─── RAW RECORDS ───

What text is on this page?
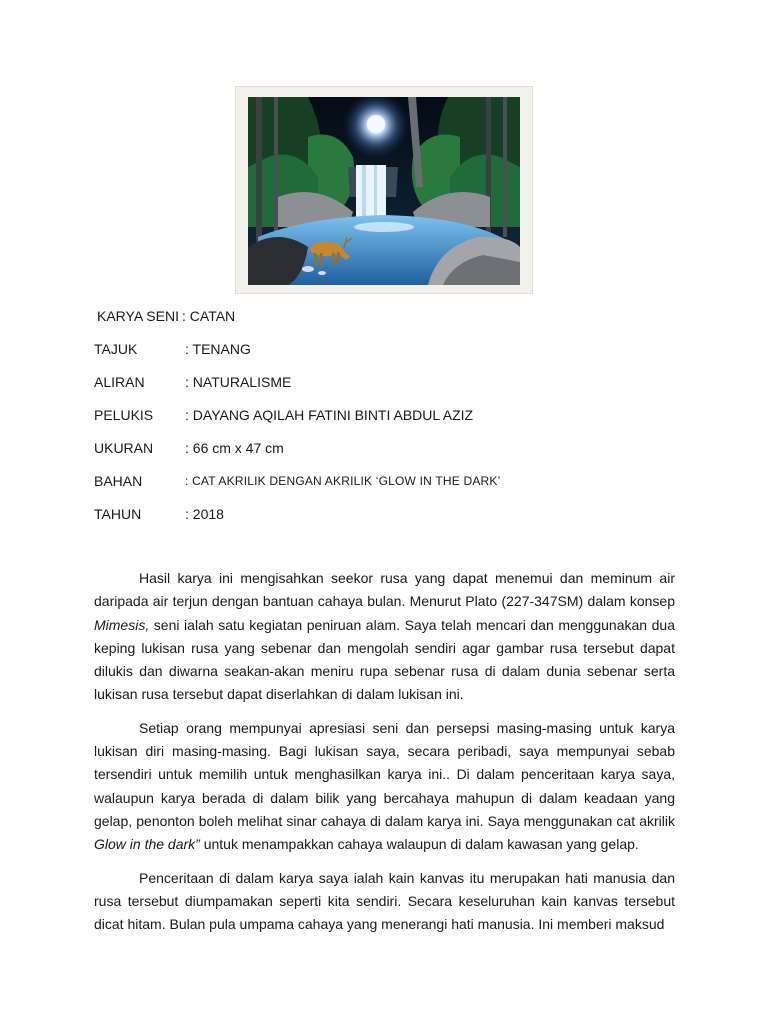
KARYA SENI : CATAN
TAJUK	: TENANG
ALIRAN	: NATURALISME
PELUKIS : DAYANG AQILAH FATINI BINTI ABDUL AZIZ
UKURAN : 66 cm x 47 cm
BAHAN	: CAT AKRILIK DENGAN AKRILIK ‘GLOW IN THE DARK’
TAHUN	: 2018

Hasil karya ini mengisahkan seekor rusa yang dapat menemui dan meminum air daripada air terjun dengan bantuan cahaya bulan. Menurut Plato (227-347SM) dalam konsep Mimesis, seni ialah satu kegiatan peniruan alam. Saya telah mencari dan menggunakan dua keping lukisan rusa yang sebenar dan mengolah sendiri agar gambar rusa tersebut dapat dilukis dan diwarna seakan-akan meniru rupa sebenar rusa di dalam dunia sebenar serta lukisan rusa tersebut dapat diserlahkan di dalam lukisan ini.

Setiap orang mempunyai apresiasi seni dan persepsi masing-masing untuk karya lukisan diri masing-masing. Bagi lukisan saya, secara peribadi, saya mempunyai sebab tersendiri untuk memilih untuk menghasilkan karya ini.. Di dalam penceritaan karya saya, walaupun karya berada di dalam bilik yang bercahaya mahupun di dalam keadaan yang gelap, penonton boleh melihat sinar cahaya di dalam karya ini. Saya menggunakan cat akrilik Glow in the dark” untuk menampakkan cahaya walaupun di dalam kawasan yang gelap.

Penceritaan di dalam karya saya ialah kain kanvas itu merupakan hati manusia dan rusa tersebut diumpamakan seperti kita sendiri. Secara keseluruhan kain kanvas tersebut dicat hitam. Bulan pula umpama cahaya yang menerangi hati manusia. Ini memberi maksud
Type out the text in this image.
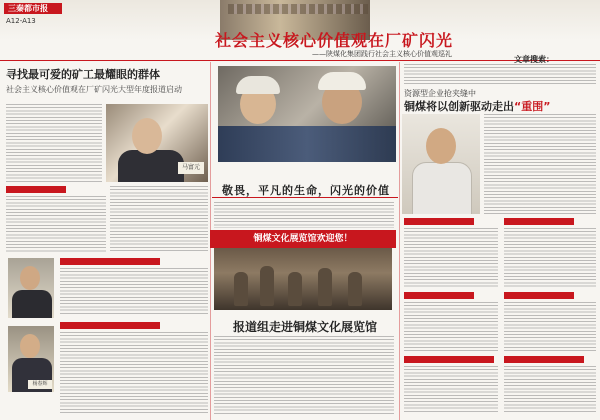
三秦都市报
A12-A13
社会主义核心价值观在厂矿闪光
——陕煤化集团践行社会主义核心价值观巡礼
寻找最可爱的矿工最耀眼的群体
社会主义核心价值观在厂矿闪光大型年度报道启动
马富元
杨春辉
敬畏，平凡的生命，闪光的价值
铜煤文化展览馆欢迎您！
报道组走进铜煤文化展览馆
文章搜索：
资源型企业抢夹缝中
铜煤将以创新驱动走出“重围”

───

• **WORK TO COMPLETE**: Quote the records above in full, dropping each picture.

• **WRITTEN SOLUTION**:
What text is on this page?
KARYA SENI : CATAN
TAJUK	: TENANG
ALIRAN	: NATURALISME
PELUKIS : DAYANG AQILAH FATINI BINTI ABDUL AZIZ
UKURAN : 66 cm x 47 cm
BAHAN	: CAT AKRILIK DENGAN AKRILIK ‘GLOW IN THE DARK’
TAHUN	: 2018

Hasil karya ini mengisahkan seekor rusa yang dapat menemui dan meminum air daripada air terjun dengan bantuan cahaya bulan. Menurut Plato (227-347SM) dalam konsep Mimesis, seni ialah satu kegiatan peniruan alam. Saya telah mencari dan menggunakan dua keping lukisan rusa yang sebenar dan mengolah sendiri agar gambar rusa tersebut dapat dilukis dan diwarna seakan-akan meniru rupa sebenar rusa di dalam dunia sebenar serta lukisan rusa tersebut dapat diserlahkan di dalam lukisan ini.

Setiap orang mempunyai apresiasi seni dan persepsi masing-masing untuk karya lukisan diri masing-masing. Bagi lukisan saya, secara peribadi, saya mempunyai sebab tersendiri untuk memilih untuk menghasilkan karya ini.. Di dalam penceritaan karya saya, walaupun karya berada di dalam bilik yang bercahaya mahupun di dalam keadaan yang gelap, penonton boleh melihat sinar cahaya di dalam karya ini. Saya menggunakan cat akrilik Glow in the dark” untuk menampakkan cahaya walaupun di dalam kawasan yang gelap.

Penceritaan di dalam karya saya ialah kain kanvas itu merupakan hati manusia dan rusa tersebut diumpamakan seperti kita sendiri. Secara keseluruhan kain kanvas tersebut dicat hitam. Bulan pula umpama cahaya yang menerangi hati manusia. Ini memberi maksud
Type out the text in this image.
三秦都市报
A12-A13
社会主义核心价值观在厂矿闪光
——陕煤化集团践行社会主义核心价值观巡礼
寻找最可爱的矿工最耀眼的群体
社会主义核心价值观在厂矿闪光大型年度报道启动
马富元
杨春辉
敬畏，平凡的生命，闪光的价值
铜煤文化展览馆欢迎您！
报道组走进铜煤文化展览馆
文章搜索：
资源型企业抢夹缝中
铜煤将以创新驱动走出“重围”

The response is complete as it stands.